"""

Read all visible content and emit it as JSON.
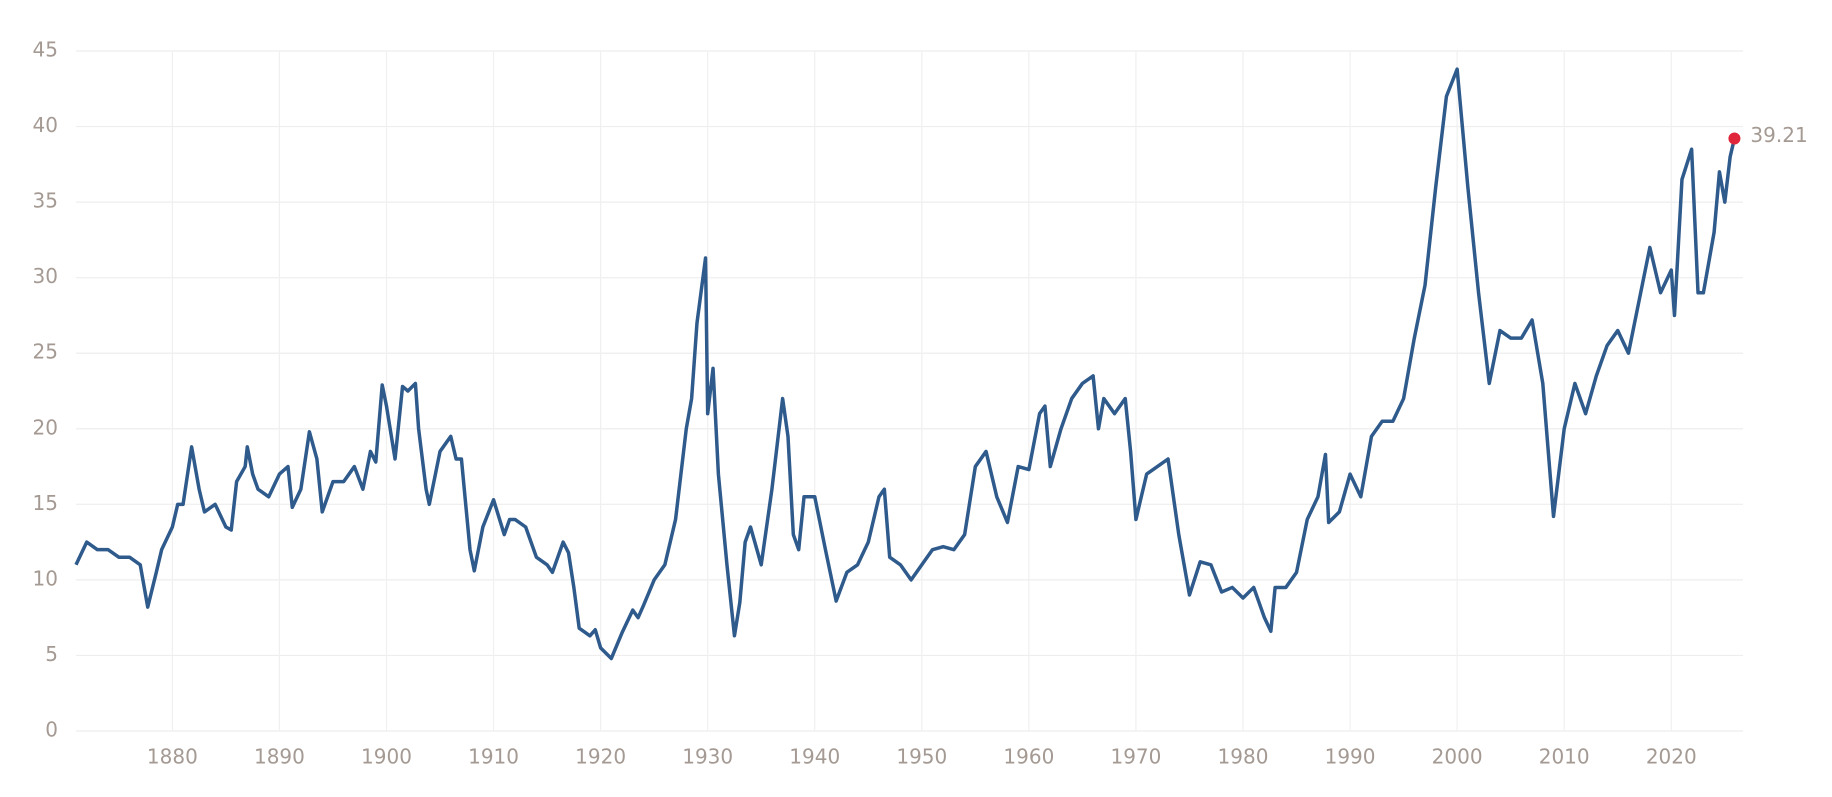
{
  "chart_data": {
    "type": "line",
    "color": "#2f5a8c",
    "marker_color": "#e0263a",
    "grid": true,
    "xlim": [
      1871,
      2026.7
    ],
    "ylim": [
      0,
      45
    ],
    "xticks": [
      1880,
      1890,
      1900,
      1910,
      1920,
      1930,
      1940,
      1950,
      1960,
      1970,
      1980,
      1990,
      2000,
      2010,
      2020
    ],
    "yticks": [
      0,
      5,
      10,
      15,
      20,
      25,
      30,
      35,
      40,
      45
    ],
    "x": [
      1871,
      1872,
      1873,
      1874,
      1875,
      1876,
      1877,
      1877.7,
      1878.5,
      1879,
      1880,
      1880.5,
      1881,
      1881.8,
      1882.5,
      1883,
      1884,
      1885,
      1885.5,
      1886,
      1886.8,
      1887,
      1887.5,
      1888,
      1889,
      1890,
      1890.8,
      1891.2,
      1892,
      1892.8,
      1893.5,
      1894,
      1895,
      1896,
      1897,
      1897.8,
      1898.5,
      1899,
      1899.6,
      1900,
      1900.8,
      1901.5,
      1902,
      1902.7,
      1903,
      1903.7,
      1904,
      1905,
      1906,
      1906.5,
      1907,
      1907.8,
      1908.2,
      1909,
      1910,
      1911,
      1911.5,
      1912,
      1913,
      1914,
      1915,
      1915.5,
      1916,
      1916.5,
      1917,
      1917.5,
      1918,
      1919,
      1919.5,
      1920,
      1921,
      1922,
      1923,
      1923.5,
      1924,
      1925,
      1926,
      1926.5,
      1927,
      1928,
      1928.5,
      1929,
      1929.8,
      1930,
      1930.5,
      1931,
      1931.8,
      1932.5,
      1933,
      1933.5,
      1934,
      1935,
      1936,
      1937,
      1937.5,
      1938,
      1938.5,
      1939,
      1940,
      1941,
      1942,
      1943,
      1944,
      1945,
      1946,
      1946.5,
      1947,
      1948,
      1949,
      1950,
      1951,
      1952,
      1953,
      1954,
      1955,
      1956,
      1957,
      1958,
      1959,
      1960,
      1961,
      1961.5,
      1962,
      1963,
      1964,
      1965,
      1966,
      1966.5,
      1967,
      1968,
      1969,
      1969.5,
      1970,
      1971,
      1972,
      1973,
      1974,
      1975,
      1976,
      1977,
      1978,
      1979,
      1980,
      1981,
      1982,
      1982.6,
      1983,
      1984,
      1985,
      1986,
      1987,
      1987.7,
      1988,
      1989,
      1990,
      1991,
      1992,
      1993,
      1994,
      1995,
      1996,
      1997,
      1998,
      1999,
      2000,
      2001,
      2002,
      2003,
      2004,
      2005,
      2006,
      2007,
      2008,
      2009,
      2010,
      2011,
      2012,
      2013,
      2014,
      2015,
      2016,
      2017,
      2018,
      2019,
      2020,
      2020.3,
      2021,
      2021.9,
      2022.5,
      2023,
      2024,
      2024.5,
      2025,
      2025.5,
      2025.9
    ],
    "values": [
      11,
      12.5,
      12,
      12,
      11.5,
      11.5,
      11,
      8.2,
      10.5,
      12,
      13.5,
      15,
      15,
      18.8,
      16,
      14.5,
      15,
      13.5,
      13.3,
      16.5,
      17.5,
      18.8,
      17,
      16,
      15.5,
      17,
      17.5,
      14.8,
      16,
      19.8,
      18,
      14.5,
      16.5,
      16.5,
      17.5,
      16,
      18.5,
      17.8,
      22.9,
      21.5,
      18,
      22.8,
      22.5,
      23,
      20,
      16,
      15,
      18.5,
      19.5,
      18,
      18,
      12,
      10.6,
      13.5,
      15.3,
      13,
      14,
      14,
      13.5,
      11.5,
      11,
      10.5,
      11.5,
      12.5,
      11.8,
      9.5,
      6.8,
      6.3,
      6.7,
      5.5,
      4.8,
      6.5,
      8,
      7.5,
      8.3,
      10,
      11,
      12.5,
      14,
      20,
      22,
      27,
      31.3,
      21,
      24,
      17,
      11,
      6.3,
      8.5,
      12.5,
      13.5,
      11,
      16,
      22,
      19.5,
      13,
      12,
      15.5,
      15.5,
      12,
      8.6,
      10.5,
      11,
      12.5,
      15.5,
      16,
      11.5,
      11,
      10,
      11,
      12,
      12.2,
      12,
      13,
      17.5,
      18.5,
      15.5,
      13.8,
      17.5,
      17.3,
      21,
      21.5,
      17.5,
      20,
      22,
      23,
      23.5,
      20,
      22,
      21,
      22,
      18.5,
      14,
      17,
      17.5,
      18,
      13,
      9,
      11.2,
      11,
      9.2,
      9.5,
      8.8,
      9.5,
      7.5,
      6.6,
      9.5,
      9.5,
      10.5,
      14,
      15.5,
      18.3,
      13.8,
      14.5,
      17,
      15.5,
      19.5,
      20.5,
      20.5,
      22,
      26,
      29.5,
      36,
      42,
      43.8,
      36,
      29,
      23,
      26.5,
      26,
      26,
      27.2,
      23,
      14.2,
      20,
      23,
      21,
      23.5,
      25.5,
      26.5,
      25,
      28.5,
      32,
      29,
      30.5,
      27.5,
      36.5,
      38.5,
      29,
      29,
      33,
      37,
      35,
      38,
      39.21
    ]
  }
}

"""

▶ [WRITTEN REQUEST] Quote every line of the records above exactly; no picture is to be copied.

▶ [EXERCISE ANSWER]
Read all visible content and emit it as JSON.
{
  "chart_data": {
    "type": "line",
    "color": "#2f5a8c",
    "marker_color": "#e0263a",
    "grid": true,
    "xlim": [
      1871,
      2026.7
    ],
    "ylim": [
      0,
      45
    ],
    "xticks": [
      1880,
      1890,
      1900,
      1910,
      1920,
      1930,
      1940,
      1950,
      1960,
      1970,
      1980,
      1990,
      2000,
      2010,
      2020
    ],
    "yticks": [
      0,
      5,
      10,
      15,
      20,
      25,
      30,
      35,
      40,
      45
    ],
    "x": [
      1871,
      1872,
      1873,
      1874,
      1875,
      1876,
      1877,
      1877.7,
      1878.5,
      1879,
      1880,
      1880.5,
      1881,
      1881.8,
      1882.5,
      1883,
      1884,
      1885,
      1885.5,
      1886,
      1886.8,
      1887,
      1887.5,
      1888,
      1889,
      1890,
      1890.8,
      1891.2,
      1892,
      1892.8,
      1893.5,
      1894,
      1895,
      1896,
      1897,
      1897.8,
      1898.5,
      1899,
      1899.6,
      1900,
      1900.8,
      1901.5,
      1902,
      1902.7,
      1903,
      1903.7,
      1904,
      1905,
      1906,
      1906.5,
      1907,
      1907.8,
      1908.2,
      1909,
      1910,
      1911,
      1911.5,
      1912,
      1913,
      1914,
      1915,
      1915.5,
      1916,
      1916.5,
      1917,
      1917.5,
      1918,
      1919,
      1919.5,
      1920,
      1921,
      1922,
      1923,
      1923.5,
      1924,
      1925,
      1926,
      1926.5,
      1927,
      1928,
      1928.5,
      1929,
      1929.8,
      1930,
      1930.5,
      1931,
      1931.8,
      1932.5,
      1933,
      1933.5,
      1934,
      1935,
      1936,
      1937,
      1937.5,
      1938,
      1938.5,
      1939,
      1940,
      1941,
      1942,
      1943,
      1944,
      1945,
      1946,
      1946.5,
      1947,
      1948,
      1949,
      1950,
      1951,
      1952,
      1953,
      1954,
      1955,
      1956,
      1957,
      1958,
      1959,
      1960,
      1961,
      1961.5,
      1962,
      1963,
      1964,
      1965,
      1966,
      1966.5,
      1967,
      1968,
      1969,
      1969.5,
      1970,
      1971,
      1972,
      1973,
      1974,
      1975,
      1976,
      1977,
      1978,
      1979,
      1980,
      1981,
      1982,
      1982.6,
      1983,
      1984,
      1985,
      1986,
      1987,
      1987.7,
      1988,
      1989,
      1990,
      1991,
      1992,
      1993,
      1994,
      1995,
      1996,
      1997,
      1998,
      1999,
      2000,
      2001,
      2002,
      2003,
      2004,
      2005,
      2006,
      2007,
      2008,
      2009,
      2010,
      2011,
      2012,
      2013,
      2014,
      2015,
      2016,
      2017,
      2018,
      2019,
      2020,
      2020.3,
      2021,
      2021.9,
      2022.5,
      2023,
      2024,
      2024.5,
      2025,
      2025.5,
      2025.9
    ],
    "values": [
      11,
      12.5,
      12,
      12,
      11.5,
      11.5,
      11,
      8.2,
      10.5,
      12,
      13.5,
      15,
      15,
      18.8,
      16,
      14.5,
      15,
      13.5,
      13.3,
      16.5,
      17.5,
      18.8,
      17,
      16,
      15.5,
      17,
      17.5,
      14.8,
      16,
      19.8,
      18,
      14.5,
      16.5,
      16.5,
      17.5,
      16,
      18.5,
      17.8,
      22.9,
      21.5,
      18,
      22.8,
      22.5,
      23,
      20,
      16,
      15,
      18.5,
      19.5,
      18,
      18,
      12,
      10.6,
      13.5,
      15.3,
      13,
      14,
      14,
      13.5,
      11.5,
      11,
      10.5,
      11.5,
      12.5,
      11.8,
      9.5,
      6.8,
      6.3,
      6.7,
      5.5,
      4.8,
      6.5,
      8,
      7.5,
      8.3,
      10,
      11,
      12.5,
      14,
      20,
      22,
      27,
      31.3,
      21,
      24,
      17,
      11,
      6.3,
      8.5,
      12.5,
      13.5,
      11,
      16,
      22,
      19.5,
      13,
      12,
      15.5,
      15.5,
      12,
      8.6,
      10.5,
      11,
      12.5,
      15.5,
      16,
      11.5,
      11,
      10,
      11,
      12,
      12.2,
      12,
      13,
      17.5,
      18.5,
      15.5,
      13.8,
      17.5,
      17.3,
      21,
      21.5,
      17.5,
      20,
      22,
      23,
      23.5,
      20,
      22,
      21,
      22,
      18.5,
      14,
      17,
      17.5,
      18,
      13,
      9,
      11.2,
      11,
      9.2,
      9.5,
      8.8,
      9.5,
      7.5,
      6.6,
      9.5,
      9.5,
      10.5,
      14,
      15.5,
      18.3,
      13.8,
      14.5,
      17,
      15.5,
      19.5,
      20.5,
      20.5,
      22,
      26,
      29.5,
      36,
      42,
      43.8,
      36,
      29,
      23,
      26.5,
      26,
      26,
      27.2,
      23,
      14.2,
      20,
      23,
      21,
      23.5,
      25.5,
      26.5,
      25,
      28.5,
      32,
      29,
      30.5,
      27.5,
      36.5,
      38.5,
      29,
      29,
      33,
      37,
      35,
      38,
      39.21
    ]
  }
}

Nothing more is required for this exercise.